§ **Task details**
Output every line below exactly.

§ **Records provided**

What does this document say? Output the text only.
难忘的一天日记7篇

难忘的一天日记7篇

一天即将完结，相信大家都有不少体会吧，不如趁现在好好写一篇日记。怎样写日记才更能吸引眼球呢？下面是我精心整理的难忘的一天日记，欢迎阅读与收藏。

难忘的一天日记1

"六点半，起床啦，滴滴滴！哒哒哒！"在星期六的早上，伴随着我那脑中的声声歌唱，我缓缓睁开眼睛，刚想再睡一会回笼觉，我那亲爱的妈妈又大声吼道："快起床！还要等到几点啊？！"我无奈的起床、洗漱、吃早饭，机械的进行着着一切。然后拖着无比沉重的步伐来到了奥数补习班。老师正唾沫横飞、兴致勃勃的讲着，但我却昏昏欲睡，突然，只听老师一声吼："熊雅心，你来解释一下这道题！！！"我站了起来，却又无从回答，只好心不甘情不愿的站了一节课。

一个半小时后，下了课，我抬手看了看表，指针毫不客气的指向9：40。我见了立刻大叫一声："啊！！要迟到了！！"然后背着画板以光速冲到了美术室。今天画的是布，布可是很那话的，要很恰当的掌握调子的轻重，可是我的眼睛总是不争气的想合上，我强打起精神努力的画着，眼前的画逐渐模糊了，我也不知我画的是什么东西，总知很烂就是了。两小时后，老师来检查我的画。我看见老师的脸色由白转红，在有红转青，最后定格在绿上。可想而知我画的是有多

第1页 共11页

§ **Exercise solution**
What does this document say? Output the text only.
难忘的一天日记7篇

难忘的一天日记7篇

一天即将完结，相信大家都有不少体会吧，不如趁现在好好写一篇日记。怎样写日记才更能吸引眼球呢？下面是我精心整理的难忘的一天日记，欢迎阅读与收藏。

难忘的一天日记1

"六点半，起床啦，滴滴滴！哒哒哒！"在星期六的早上，伴随着我那脑中的声声歌唱，我缓缓睁开眼睛，刚想再睡一会回笼觉，我那亲爱的妈妈又大声吼道："快起床！还要等到几点啊？！"我无奈的起床、洗漱、吃早饭，机械的进行着着一切。然后拖着无比沉重的步伐来到了奥数补习班。老师正唾沫横飞、兴致勃勃的讲着，但我却昏昏欲睡，突然，只听老师一声吼："熊雅心，你来解释一下这道题！！！"我站了起来，却又无从回答，只好心不甘情不愿的站了一节课。

一个半小时后，下了课，我抬手看了看表，指针毫不客气的指向9：40。我见了立刻大叫一声："啊！！要迟到了！！"然后背着画板以光速冲到了美术室。今天画的是布，布可是很那话的，要很恰当的掌握调子的轻重，可是我的眼睛总是不争气的想合上，我强打起精神努力的画着，眼前的画逐渐模糊了，我也不知我画的是什么东西，总知很烂就是了。两小时后，老师来检查我的画。我看见老师的脸色由白转红，在有红转青，最后定格在绿上。可想而知我画的是有多

第1页 共11页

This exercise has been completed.